** BEGIN DATA SUPPLIED **

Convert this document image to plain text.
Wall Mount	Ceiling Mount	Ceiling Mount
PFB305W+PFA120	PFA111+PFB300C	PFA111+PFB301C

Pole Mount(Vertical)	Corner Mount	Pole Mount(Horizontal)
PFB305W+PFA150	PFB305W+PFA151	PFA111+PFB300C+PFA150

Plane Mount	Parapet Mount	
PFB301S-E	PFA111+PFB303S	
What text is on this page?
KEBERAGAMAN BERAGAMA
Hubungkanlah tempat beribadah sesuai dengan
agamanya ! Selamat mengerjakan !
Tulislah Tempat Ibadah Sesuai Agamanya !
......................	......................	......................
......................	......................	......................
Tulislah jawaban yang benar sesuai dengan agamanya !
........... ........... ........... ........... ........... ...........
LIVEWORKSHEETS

** END DATA SUPPLIED **

> _GIVEN PROBLEM_
Word for word, quote all of the data above.

> _SOLUTION TO THIS TASK_
Convert this document image to plain text.
Wall Mount	Ceiling Mount	Ceiling Mount
PFB305W+PFA120	PFA111+PFB300C	PFA111+PFB301C

Pole Mount(Vertical)	Corner Mount	Pole Mount(Horizontal)
PFB305W+PFA150	PFB305W+PFA151	PFA111+PFB300C+PFA150

Plane Mount	Parapet Mount	
PFB301S-E	PFA111+PFB303S	
What text is on this page?
KEBERAGAMAN BERAGAMA
Hubungkanlah tempat beribadah sesuai dengan
agamanya ! Selamat mengerjakan !
Tulislah Tempat Ibadah Sesuai Agamanya !
......................	......................	......................
......................	......................	......................
Tulislah jawaban yang benar sesuai dengan agamanya !
........... ........... ........... ........... ........... ...........
LIVEWORKSHEETS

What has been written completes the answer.